[Set problem]:
Each entry below is to be duplicated verbatim.

— START OF Data shown —

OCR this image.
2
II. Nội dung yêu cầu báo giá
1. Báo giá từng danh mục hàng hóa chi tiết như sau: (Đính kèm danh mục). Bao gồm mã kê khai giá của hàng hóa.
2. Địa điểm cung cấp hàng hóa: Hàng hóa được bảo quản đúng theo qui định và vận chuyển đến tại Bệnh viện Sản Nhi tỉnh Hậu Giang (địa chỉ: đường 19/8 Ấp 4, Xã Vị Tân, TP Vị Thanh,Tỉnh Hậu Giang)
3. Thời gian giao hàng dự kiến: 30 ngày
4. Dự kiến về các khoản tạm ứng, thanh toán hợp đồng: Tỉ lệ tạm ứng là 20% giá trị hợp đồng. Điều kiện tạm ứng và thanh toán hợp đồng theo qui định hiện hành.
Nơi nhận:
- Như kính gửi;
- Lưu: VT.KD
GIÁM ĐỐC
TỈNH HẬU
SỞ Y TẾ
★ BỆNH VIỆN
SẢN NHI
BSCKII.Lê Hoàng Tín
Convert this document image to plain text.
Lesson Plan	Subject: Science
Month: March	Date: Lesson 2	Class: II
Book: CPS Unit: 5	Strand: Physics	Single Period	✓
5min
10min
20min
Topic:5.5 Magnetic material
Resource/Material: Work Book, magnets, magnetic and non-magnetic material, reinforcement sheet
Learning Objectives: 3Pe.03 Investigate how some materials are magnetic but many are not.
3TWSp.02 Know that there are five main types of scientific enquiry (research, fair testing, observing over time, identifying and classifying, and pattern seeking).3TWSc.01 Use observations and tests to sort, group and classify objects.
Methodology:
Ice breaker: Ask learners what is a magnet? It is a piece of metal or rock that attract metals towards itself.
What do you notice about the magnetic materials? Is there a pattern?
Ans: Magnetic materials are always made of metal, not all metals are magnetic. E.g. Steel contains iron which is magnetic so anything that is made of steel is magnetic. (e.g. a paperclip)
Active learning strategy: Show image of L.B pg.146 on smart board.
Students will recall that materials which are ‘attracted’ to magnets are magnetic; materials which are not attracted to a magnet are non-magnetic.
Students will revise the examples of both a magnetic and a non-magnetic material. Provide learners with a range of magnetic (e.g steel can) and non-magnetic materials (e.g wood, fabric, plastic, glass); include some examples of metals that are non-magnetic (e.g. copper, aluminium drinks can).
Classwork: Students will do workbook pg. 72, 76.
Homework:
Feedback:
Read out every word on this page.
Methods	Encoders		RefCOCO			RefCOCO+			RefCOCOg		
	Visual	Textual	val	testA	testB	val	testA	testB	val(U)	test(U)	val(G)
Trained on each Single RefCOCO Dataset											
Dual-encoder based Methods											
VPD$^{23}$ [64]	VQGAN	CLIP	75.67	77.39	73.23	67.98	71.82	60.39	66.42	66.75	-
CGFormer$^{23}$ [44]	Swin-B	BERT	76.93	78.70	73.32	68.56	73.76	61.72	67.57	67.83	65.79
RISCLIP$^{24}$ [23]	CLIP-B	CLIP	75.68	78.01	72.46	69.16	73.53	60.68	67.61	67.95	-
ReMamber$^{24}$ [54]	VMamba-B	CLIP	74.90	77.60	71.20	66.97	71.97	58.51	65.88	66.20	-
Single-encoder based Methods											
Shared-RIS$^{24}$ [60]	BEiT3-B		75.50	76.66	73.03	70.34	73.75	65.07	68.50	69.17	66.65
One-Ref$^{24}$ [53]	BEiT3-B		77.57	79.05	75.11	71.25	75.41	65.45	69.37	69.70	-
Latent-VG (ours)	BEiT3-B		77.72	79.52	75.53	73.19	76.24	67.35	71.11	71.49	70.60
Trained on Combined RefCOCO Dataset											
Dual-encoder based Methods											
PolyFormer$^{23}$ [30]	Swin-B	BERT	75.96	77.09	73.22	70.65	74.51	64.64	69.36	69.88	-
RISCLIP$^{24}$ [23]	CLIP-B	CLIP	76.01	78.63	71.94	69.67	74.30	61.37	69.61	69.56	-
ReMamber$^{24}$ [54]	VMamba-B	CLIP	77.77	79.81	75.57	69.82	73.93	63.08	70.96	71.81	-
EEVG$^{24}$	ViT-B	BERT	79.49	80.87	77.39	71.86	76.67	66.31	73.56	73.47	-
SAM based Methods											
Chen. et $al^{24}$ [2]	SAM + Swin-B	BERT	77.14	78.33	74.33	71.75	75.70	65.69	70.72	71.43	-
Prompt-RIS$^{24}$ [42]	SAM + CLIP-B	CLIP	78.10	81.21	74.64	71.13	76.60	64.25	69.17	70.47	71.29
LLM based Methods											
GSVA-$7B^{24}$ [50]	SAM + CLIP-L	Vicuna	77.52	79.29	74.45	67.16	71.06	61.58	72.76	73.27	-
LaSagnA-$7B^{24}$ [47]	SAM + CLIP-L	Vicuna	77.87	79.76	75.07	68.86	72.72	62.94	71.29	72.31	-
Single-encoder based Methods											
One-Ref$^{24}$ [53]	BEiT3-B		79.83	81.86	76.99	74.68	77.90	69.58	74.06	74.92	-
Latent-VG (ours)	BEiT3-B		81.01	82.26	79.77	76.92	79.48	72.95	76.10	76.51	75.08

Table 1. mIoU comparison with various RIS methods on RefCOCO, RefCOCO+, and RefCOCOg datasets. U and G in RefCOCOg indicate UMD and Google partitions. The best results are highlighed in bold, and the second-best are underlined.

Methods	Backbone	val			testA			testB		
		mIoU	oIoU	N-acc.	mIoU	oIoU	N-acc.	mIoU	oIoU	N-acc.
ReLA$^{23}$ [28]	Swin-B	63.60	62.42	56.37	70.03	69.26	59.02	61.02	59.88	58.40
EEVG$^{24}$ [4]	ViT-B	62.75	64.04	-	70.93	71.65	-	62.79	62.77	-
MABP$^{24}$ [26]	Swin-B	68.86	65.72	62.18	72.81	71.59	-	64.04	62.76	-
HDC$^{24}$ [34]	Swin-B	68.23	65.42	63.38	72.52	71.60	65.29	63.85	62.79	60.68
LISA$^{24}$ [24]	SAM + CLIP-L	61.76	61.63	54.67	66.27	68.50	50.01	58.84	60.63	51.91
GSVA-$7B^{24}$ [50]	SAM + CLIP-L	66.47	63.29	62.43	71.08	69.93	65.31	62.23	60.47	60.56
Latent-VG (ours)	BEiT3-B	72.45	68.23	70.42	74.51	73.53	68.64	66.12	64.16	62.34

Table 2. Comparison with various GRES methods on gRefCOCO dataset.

— END OF Data shown —

[Solution to this exercise]:
OCR this image.
2
II. Nội dung yêu cầu báo giá
1. Báo giá từng danh mục hàng hóa chi tiết như sau: (Đính kèm danh mục). Bao gồm mã kê khai giá của hàng hóa.
2. Địa điểm cung cấp hàng hóa: Hàng hóa được bảo quản đúng theo qui định và vận chuyển đến tại Bệnh viện Sản Nhi tỉnh Hậu Giang (địa chỉ: đường 19/8 Ấp 4, Xã Vị Tân, TP Vị Thanh,Tỉnh Hậu Giang)
3. Thời gian giao hàng dự kiến: 30 ngày
4. Dự kiến về các khoản tạm ứng, thanh toán hợp đồng: Tỉ lệ tạm ứng là 20% giá trị hợp đồng. Điều kiện tạm ứng và thanh toán hợp đồng theo qui định hiện hành.
Nơi nhận:
- Như kính gửi;
- Lưu: VT.KD
GIÁM ĐỐC
TỈNH HẬU
SỞ Y TẾ
★ BỆNH VIỆN
SẢN NHI
BSCKII.Lê Hoàng Tín
Convert this document image to plain text.
Lesson Plan	Subject: Science
Month: March	Date: Lesson 2	Class: II
Book: CPS Unit: 5	Strand: Physics	Single Period	✓
5min
10min
20min
Topic:5.5 Magnetic material
Resource/Material: Work Book, magnets, magnetic and non-magnetic material, reinforcement sheet
Learning Objectives: 3Pe.03 Investigate how some materials are magnetic but many are not.
3TWSp.02 Know that there are five main types of scientific enquiry (research, fair testing, observing over time, identifying and classifying, and pattern seeking).3TWSc.01 Use observations and tests to sort, group and classify objects.
Methodology:
Ice breaker: Ask learners what is a magnet? It is a piece of metal or rock that attract metals towards itself.
What do you notice about the magnetic materials? Is there a pattern?
Ans: Magnetic materials are always made of metal, not all metals are magnetic. E.g. Steel contains iron which is magnetic so anything that is made of steel is magnetic. (e.g. a paperclip)
Active learning strategy: Show image of L.B pg.146 on smart board.
Students will recall that materials which are ‘attracted’ to magnets are magnetic; materials which are not attracted to a magnet are non-magnetic.
Students will revise the examples of both a magnetic and a non-magnetic material. Provide learners with a range of magnetic (e.g steel can) and non-magnetic materials (e.g wood, fabric, plastic, glass); include some examples of metals that are non-magnetic (e.g. copper, aluminium drinks can).
Classwork: Students will do workbook pg. 72, 76.
Homework:
Feedback:
Read out every word on this page.
Methods	Encoders		RefCOCO			RefCOCO+			RefCOCOg		
	Visual	Textual	val	testA	testB	val	testA	testB	val(U)	test(U)	val(G)
Trained on each Single RefCOCO Dataset											
Dual-encoder based Methods											
VPD$^{23}$ [64]	VQGAN	CLIP	75.67	77.39	73.23	67.98	71.82	60.39	66.42	66.75	-
CGFormer$^{23}$ [44]	Swin-B	BERT	76.93	78.70	73.32	68.56	73.76	61.72	67.57	67.83	65.79
RISCLIP$^{24}$ [23]	CLIP-B	CLIP	75.68	78.01	72.46	69.16	73.53	60.68	67.61	67.95	-
ReMamber$^{24}$ [54]	VMamba-B	CLIP	74.90	77.60	71.20	66.97	71.97	58.51	65.88	66.20	-
Single-encoder based Methods											
Shared-RIS$^{24}$ [60]	BEiT3-B		75.50	76.66	73.03	70.34	73.75	65.07	68.50	69.17	66.65
One-Ref$^{24}$ [53]	BEiT3-B		77.57	79.05	75.11	71.25	75.41	65.45	69.37	69.70	-
Latent-VG (ours)	BEiT3-B		77.72	79.52	75.53	73.19	76.24	67.35	71.11	71.49	70.60
Trained on Combined RefCOCO Dataset											
Dual-encoder based Methods											
PolyFormer$^{23}$ [30]	Swin-B	BERT	75.96	77.09	73.22	70.65	74.51	64.64	69.36	69.88	-
RISCLIP$^{24}$ [23]	CLIP-B	CLIP	76.01	78.63	71.94	69.67	74.30	61.37	69.61	69.56	-
ReMamber$^{24}$ [54]	VMamba-B	CLIP	77.77	79.81	75.57	69.82	73.93	63.08	70.96	71.81	-
EEVG$^{24}$	ViT-B	BERT	79.49	80.87	77.39	71.86	76.67	66.31	73.56	73.47	-
SAM based Methods											
Chen. et $al^{24}$ [2]	SAM + Swin-B	BERT	77.14	78.33	74.33	71.75	75.70	65.69	70.72	71.43	-
Prompt-RIS$^{24}$ [42]	SAM + CLIP-B	CLIP	78.10	81.21	74.64	71.13	76.60	64.25	69.17	70.47	71.29
LLM based Methods											
GSVA-$7B^{24}$ [50]	SAM + CLIP-L	Vicuna	77.52	79.29	74.45	67.16	71.06	61.58	72.76	73.27	-
LaSagnA-$7B^{24}$ [47]	SAM + CLIP-L	Vicuna	77.87	79.76	75.07	68.86	72.72	62.94	71.29	72.31	-
Single-encoder based Methods											
One-Ref$^{24}$ [53]	BEiT3-B		79.83	81.86	76.99	74.68	77.90	69.58	74.06	74.92	-
Latent-VG (ours)	BEiT3-B		81.01	82.26	79.77	76.92	79.48	72.95	76.10	76.51	75.08

Table 1. mIoU comparison with various RIS methods on RefCOCO, RefCOCO+, and RefCOCOg datasets. U and G in RefCOCOg indicate UMD and Google partitions. The best results are highlighed in bold, and the second-best are underlined.

Methods	Backbone	val			testA			testB		
		mIoU	oIoU	N-acc.	mIoU	oIoU	N-acc.	mIoU	oIoU	N-acc.
ReLA$^{23}$ [28]	Swin-B	63.60	62.42	56.37	70.03	69.26	59.02	61.02	59.88	58.40
EEVG$^{24}$ [4]	ViT-B	62.75	64.04	-	70.93	71.65	-	62.79	62.77	-
MABP$^{24}$ [26]	Swin-B	68.86	65.72	62.18	72.81	71.59	-	64.04	62.76	-
HDC$^{24}$ [34]	Swin-B	68.23	65.42	63.38	72.52	71.60	65.29	63.85	62.79	60.68
LISA$^{24}$ [24]	SAM + CLIP-L	61.76	61.63	54.67	66.27	68.50	50.01	58.84	60.63	51.91
GSVA-$7B^{24}$ [50]	SAM + CLIP-L	66.47	63.29	62.43	71.08	69.93	65.31	62.23	60.47	60.56
Latent-VG (ours)	BEiT3-B	72.45	68.23	70.42	74.51	73.53	68.64	66.12	64.16	62.34

Table 2. Comparison with various GRES methods on gRefCOCO dataset.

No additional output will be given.